* Begin The records *

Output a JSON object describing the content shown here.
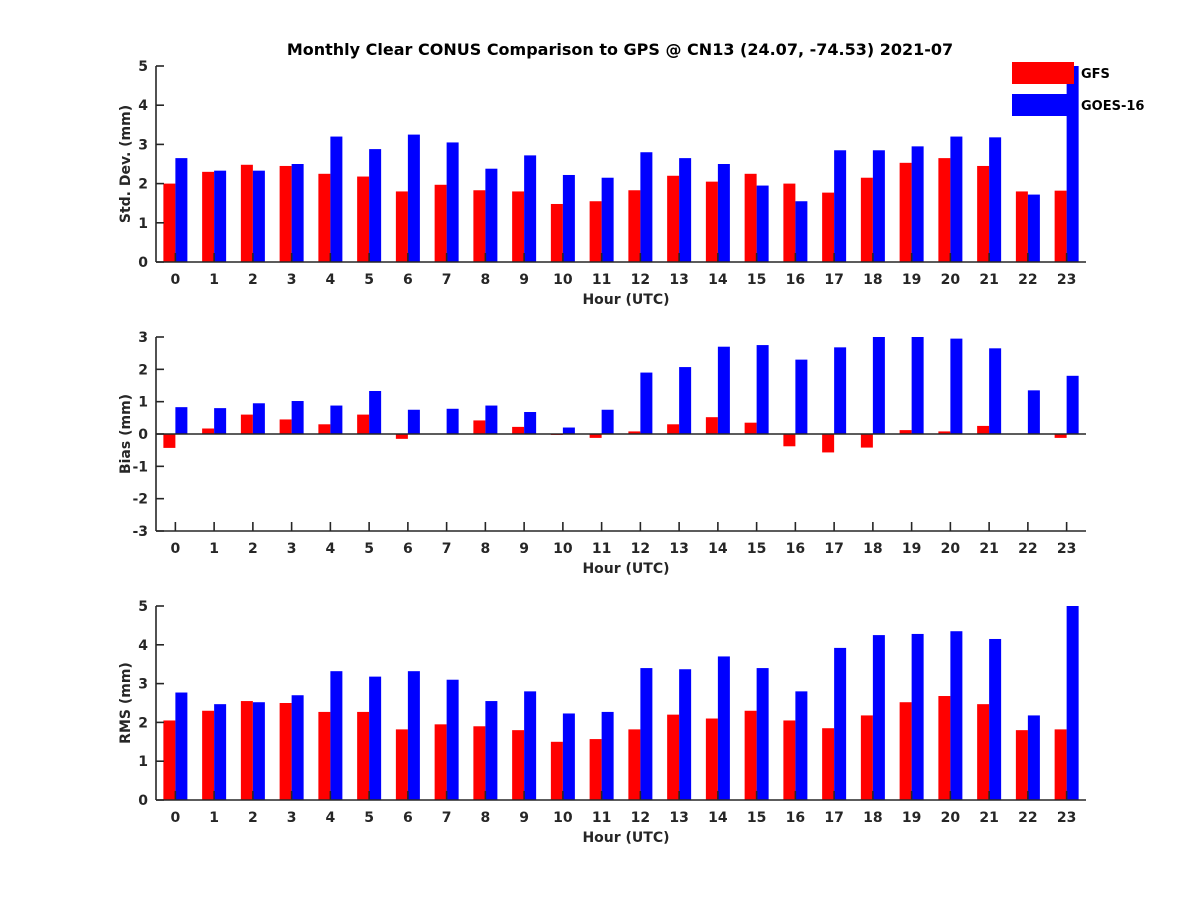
{
  "title": "Monthly Clear CONUS Comparison to GPS @ CN13 (24.07, -74.53) 2021-07",
  "legend": [
    {
      "name": "GFS",
      "color": "#ff0000"
    },
    {
      "name": "GOES-16",
      "color": "#0000ff"
    }
  ],
  "chart_data": [
    {
      "type": "bar",
      "ylabel": "Std. Dev. (mm)",
      "xlabel": "Hour (UTC)",
      "ylim": [
        0,
        5
      ],
      "yticks": [
        0,
        1,
        2,
        3,
        4,
        5
      ],
      "categories": [
        "0",
        "1",
        "2",
        "3",
        "4",
        "5",
        "6",
        "7",
        "8",
        "9",
        "10",
        "11",
        "12",
        "13",
        "14",
        "15",
        "16",
        "17",
        "18",
        "19",
        "20",
        "21",
        "22",
        "23"
      ],
      "series": [
        {
          "name": "GFS",
          "values": [
            2.0,
            2.3,
            2.48,
            2.45,
            2.25,
            2.18,
            1.8,
            1.97,
            1.83,
            1.8,
            1.48,
            1.55,
            1.83,
            2.2,
            2.05,
            2.25,
            2.0,
            1.77,
            2.15,
            2.53,
            2.65,
            2.45,
            1.8,
            1.82
          ]
        },
        {
          "name": "GOES-16",
          "values": [
            2.65,
            2.33,
            2.33,
            2.5,
            3.2,
            2.88,
            3.25,
            3.05,
            2.38,
            2.72,
            2.22,
            2.15,
            2.8,
            2.65,
            2.5,
            1.95,
            1.55,
            2.85,
            2.85,
            2.95,
            3.2,
            3.18,
            1.72,
            5.0
          ]
        }
      ]
    },
    {
      "type": "bar",
      "ylabel": "Bias (mm)",
      "xlabel": "Hour (UTC)",
      "ylim": [
        -3,
        3
      ],
      "yticks": [
        -3,
        -2,
        -1,
        0,
        1,
        2,
        3
      ],
      "categories": [
        "0",
        "1",
        "2",
        "3",
        "4",
        "5",
        "6",
        "7",
        "8",
        "9",
        "10",
        "11",
        "12",
        "13",
        "14",
        "15",
        "16",
        "17",
        "18",
        "19",
        "20",
        "21",
        "22",
        "23"
      ],
      "series": [
        {
          "name": "GFS",
          "values": [
            -0.43,
            0.17,
            0.6,
            0.45,
            0.3,
            0.6,
            -0.15,
            0.0,
            0.42,
            0.22,
            -0.03,
            -0.12,
            0.08,
            0.3,
            0.52,
            0.35,
            -0.38,
            -0.57,
            -0.42,
            0.12,
            0.08,
            0.25,
            0.0,
            -0.12
          ]
        },
        {
          "name": "GOES-16",
          "values": [
            0.83,
            0.8,
            0.95,
            1.02,
            0.88,
            1.33,
            0.75,
            0.78,
            0.88,
            0.68,
            0.2,
            0.75,
            1.9,
            2.07,
            2.7,
            2.75,
            2.3,
            2.68,
            3.0,
            3.0,
            2.95,
            2.65,
            1.35,
            1.8
          ]
        }
      ]
    },
    {
      "type": "bar",
      "ylabel": "RMS (mm)",
      "xlabel": "Hour (UTC)",
      "ylim": [
        0,
        5
      ],
      "yticks": [
        0,
        1,
        2,
        3,
        4,
        5
      ],
      "categories": [
        "0",
        "1",
        "2",
        "3",
        "4",
        "5",
        "6",
        "7",
        "8",
        "9",
        "10",
        "11",
        "12",
        "13",
        "14",
        "15",
        "16",
        "17",
        "18",
        "19",
        "20",
        "21",
        "22",
        "23"
      ],
      "series": [
        {
          "name": "GFS",
          "values": [
            2.05,
            2.3,
            2.55,
            2.5,
            2.27,
            2.27,
            1.82,
            1.95,
            1.9,
            1.8,
            1.5,
            1.57,
            1.82,
            2.2,
            2.1,
            2.3,
            2.05,
            1.85,
            2.18,
            2.52,
            2.68,
            2.47,
            1.8,
            1.82
          ]
        },
        {
          "name": "GOES-16",
          "values": [
            2.77,
            2.47,
            2.52,
            2.7,
            3.32,
            3.18,
            3.32,
            3.1,
            2.55,
            2.8,
            2.23,
            2.27,
            3.4,
            3.37,
            3.7,
            3.4,
            2.8,
            3.92,
            4.25,
            4.28,
            4.35,
            4.15,
            2.18,
            5.0
          ]
        }
      ]
    }
  ]
}
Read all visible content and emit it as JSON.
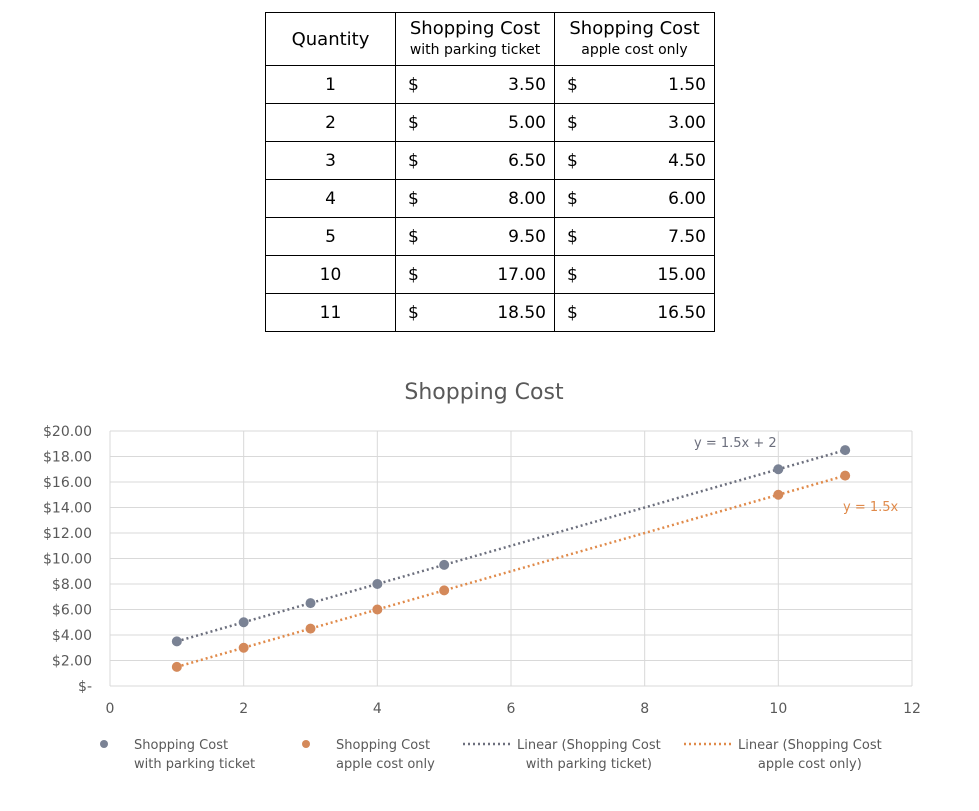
{
  "table": {
    "headers": {
      "quantity": "Quantity",
      "col_a_main": "Shopping Cost",
      "col_a_sub": "with parking ticket",
      "col_b_main": "Shopping Cost",
      "col_b_sub": "apple cost only"
    },
    "currency_symbol": "$",
    "rows": [
      {
        "quantity": "1",
        "with_parking": "3.50",
        "apple_only": "1.50"
      },
      {
        "quantity": "2",
        "with_parking": "5.00",
        "apple_only": "3.00"
      },
      {
        "quantity": "3",
        "with_parking": "6.50",
        "apple_only": "4.50"
      },
      {
        "quantity": "4",
        "with_parking": "8.00",
        "apple_only": "6.00"
      },
      {
        "quantity": "5",
        "with_parking": "9.50",
        "apple_only": "7.50"
      },
      {
        "quantity": "10",
        "with_parking": "17.00",
        "apple_only": "15.00"
      },
      {
        "quantity": "11",
        "with_parking": "18.50",
        "apple_only": "16.50"
      }
    ]
  },
  "chart_data": {
    "type": "scatter",
    "title": "Shopping Cost",
    "xlim": [
      0,
      12
    ],
    "ylim": [
      0,
      20
    ],
    "x_ticks": [
      0,
      2,
      4,
      6,
      8,
      10,
      12
    ],
    "y_tick_labels": [
      "$-",
      "$2.00",
      "$4.00",
      "$6.00",
      "$8.00",
      "$10.00",
      "$12.00",
      "$14.00",
      "$16.00",
      "$18.00",
      "$20.00"
    ],
    "grid": true,
    "legend_position": "bottom",
    "series": [
      {
        "name": "Shopping Cost with parking ticket",
        "legend_lines": [
          "Shopping Cost",
          "with parking ticket"
        ],
        "color": "#7a8294",
        "x": [
          1,
          2,
          3,
          4,
          5,
          10,
          11
        ],
        "y": [
          3.5,
          5,
          6.5,
          8,
          9.5,
          17,
          18.5
        ],
        "trendline": {
          "slope": 1.5,
          "intercept": 2,
          "equation": "y = 1.5x + 2",
          "legend_lines": [
            "Linear (Shopping Cost",
            "with parking ticket)"
          ],
          "color": "#6c6f7d"
        }
      },
      {
        "name": "Shopping Cost apple cost only",
        "legend_lines": [
          "Shopping Cost",
          "apple cost only"
        ],
        "color": "#d4895a",
        "x": [
          1,
          2,
          3,
          4,
          5,
          10,
          11
        ],
        "y": [
          1.5,
          3,
          4.5,
          6,
          7.5,
          15,
          16.5
        ],
        "trendline": {
          "slope": 1.5,
          "intercept": 0,
          "equation": "y = 1.5x",
          "legend_lines": [
            "Linear (Shopping Cost",
            "apple cost only)"
          ],
          "color": "#e08a4a"
        }
      }
    ]
  }
}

* End The records *

**Instructions for the task:**
Any pictures should be dropped; transcribe the rest of the records above exactly.

**Problem solution:**
Output a JSON object describing the content shown here.
{
  "title": "Monthly Clear CONUS Comparison to GPS @ CN13 (24.07, -74.53) 2021-07",
  "legend": [
    {
      "name": "GFS",
      "color": "#ff0000"
    },
    {
      "name": "GOES-16",
      "color": "#0000ff"
    }
  ],
  "chart_data": [
    {
      "type": "bar",
      "ylabel": "Std. Dev. (mm)",
      "xlabel": "Hour (UTC)",
      "ylim": [
        0,
        5
      ],
      "yticks": [
        0,
        1,
        2,
        3,
        4,
        5
      ],
      "categories": [
        "0",
        "1",
        "2",
        "3",
        "4",
        "5",
        "6",
        "7",
        "8",
        "9",
        "10",
        "11",
        "12",
        "13",
        "14",
        "15",
        "16",
        "17",
        "18",
        "19",
        "20",
        "21",
        "22",
        "23"
      ],
      "series": [
        {
          "name": "GFS",
          "values": [
            2.0,
            2.3,
            2.48,
            2.45,
            2.25,
            2.18,
            1.8,
            1.97,
            1.83,
            1.8,
            1.48,
            1.55,
            1.83,
            2.2,
            2.05,
            2.25,
            2.0,
            1.77,
            2.15,
            2.53,
            2.65,
            2.45,
            1.8,
            1.82
          ]
        },
        {
          "name": "GOES-16",
          "values": [
            2.65,
            2.33,
            2.33,
            2.5,
            3.2,
            2.88,
            3.25,
            3.05,
            2.38,
            2.72,
            2.22,
            2.15,
            2.8,
            2.65,
            2.5,
            1.95,
            1.55,
            2.85,
            2.85,
            2.95,
            3.2,
            3.18,
            1.72,
            5.0
          ]
        }
      ]
    },
    {
      "type": "bar",
      "ylabel": "Bias (mm)",
      "xlabel": "Hour (UTC)",
      "ylim": [
        -3,
        3
      ],
      "yticks": [
        -3,
        -2,
        -1,
        0,
        1,
        2,
        3
      ],
      "categories": [
        "0",
        "1",
        "2",
        "3",
        "4",
        "5",
        "6",
        "7",
        "8",
        "9",
        "10",
        "11",
        "12",
        "13",
        "14",
        "15",
        "16",
        "17",
        "18",
        "19",
        "20",
        "21",
        "22",
        "23"
      ],
      "series": [
        {
          "name": "GFS",
          "values": [
            -0.43,
            0.17,
            0.6,
            0.45,
            0.3,
            0.6,
            -0.15,
            0.0,
            0.42,
            0.22,
            -0.03,
            -0.12,
            0.08,
            0.3,
            0.52,
            0.35,
            -0.38,
            -0.57,
            -0.42,
            0.12,
            0.08,
            0.25,
            0.0,
            -0.12
          ]
        },
        {
          "name": "GOES-16",
          "values": [
            0.83,
            0.8,
            0.95,
            1.02,
            0.88,
            1.33,
            0.75,
            0.78,
            0.88,
            0.68,
            0.2,
            0.75,
            1.9,
            2.07,
            2.7,
            2.75,
            2.3,
            2.68,
            3.0,
            3.0,
            2.95,
            2.65,
            1.35,
            1.8
          ]
        }
      ]
    },
    {
      "type": "bar",
      "ylabel": "RMS (mm)",
      "xlabel": "Hour (UTC)",
      "ylim": [
        0,
        5
      ],
      "yticks": [
        0,
        1,
        2,
        3,
        4,
        5
      ],
      "categories": [
        "0",
        "1",
        "2",
        "3",
        "4",
        "5",
        "6",
        "7",
        "8",
        "9",
        "10",
        "11",
        "12",
        "13",
        "14",
        "15",
        "16",
        "17",
        "18",
        "19",
        "20",
        "21",
        "22",
        "23"
      ],
      "series": [
        {
          "name": "GFS",
          "values": [
            2.05,
            2.3,
            2.55,
            2.5,
            2.27,
            2.27,
            1.82,
            1.95,
            1.9,
            1.8,
            1.5,
            1.57,
            1.82,
            2.2,
            2.1,
            2.3,
            2.05,
            1.85,
            2.18,
            2.52,
            2.68,
            2.47,
            1.8,
            1.82
          ]
        },
        {
          "name": "GOES-16",
          "values": [
            2.77,
            2.47,
            2.52,
            2.7,
            3.32,
            3.18,
            3.32,
            3.1,
            2.55,
            2.8,
            2.23,
            2.27,
            3.4,
            3.37,
            3.7,
            3.4,
            2.8,
            3.92,
            4.25,
            4.28,
            4.35,
            4.15,
            2.18,
            5.0
          ]
        }
      ]
    }
  ]
}
Read all visible content and emit it as JSON.
{
  "table": {
    "headers": {
      "quantity": "Quantity",
      "col_a_main": "Shopping Cost",
      "col_a_sub": "with parking ticket",
      "col_b_main": "Shopping Cost",
      "col_b_sub": "apple cost only"
    },
    "currency_symbol": "$",
    "rows": [
      {
        "quantity": "1",
        "with_parking": "3.50",
        "apple_only": "1.50"
      },
      {
        "quantity": "2",
        "with_parking": "5.00",
        "apple_only": "3.00"
      },
      {
        "quantity": "3",
        "with_parking": "6.50",
        "apple_only": "4.50"
      },
      {
        "quantity": "4",
        "with_parking": "8.00",
        "apple_only": "6.00"
      },
      {
        "quantity": "5",
        "with_parking": "9.50",
        "apple_only": "7.50"
      },
      {
        "quantity": "10",
        "with_parking": "17.00",
        "apple_only": "15.00"
      },
      {
        "quantity": "11",
        "with_parking": "18.50",
        "apple_only": "16.50"
      }
    ]
  },
  "chart_data": {
    "type": "scatter",
    "title": "Shopping Cost",
    "xlim": [
      0,
      12
    ],
    "ylim": [
      0,
      20
    ],
    "x_ticks": [
      0,
      2,
      4,
      6,
      8,
      10,
      12
    ],
    "y_tick_labels": [
      "$-",
      "$2.00",
      "$4.00",
      "$6.00",
      "$8.00",
      "$10.00",
      "$12.00",
      "$14.00",
      "$16.00",
      "$18.00",
      "$20.00"
    ],
    "grid": true,
    "legend_position": "bottom",
    "series": [
      {
        "name": "Shopping Cost with parking ticket",
        "legend_lines": [
          "Shopping Cost",
          "with parking ticket"
        ],
        "color": "#7a8294",
        "x": [
          1,
          2,
          3,
          4,
          5,
          10,
          11
        ],
        "y": [
          3.5,
          5,
          6.5,
          8,
          9.5,
          17,
          18.5
        ],
        "trendline": {
          "slope": 1.5,
          "intercept": 2,
          "equation": "y = 1.5x + 2",
          "legend_lines": [
            "Linear (Shopping Cost",
            "with parking ticket)"
          ],
          "color": "#6c6f7d"
        }
      },
      {
        "name": "Shopping Cost apple cost only",
        "legend_lines": [
          "Shopping Cost",
          "apple cost only"
        ],
        "color": "#d4895a",
        "x": [
          1,
          2,
          3,
          4,
          5,
          10,
          11
        ],
        "y": [
          1.5,
          3,
          4.5,
          6,
          7.5,
          15,
          16.5
        ],
        "trendline": {
          "slope": 1.5,
          "intercept": 0,
          "equation": "y = 1.5x",
          "legend_lines": [
            "Linear (Shopping Cost",
            "apple cost only)"
          ],
          "color": "#e08a4a"
        }
      }
    ]
  }
}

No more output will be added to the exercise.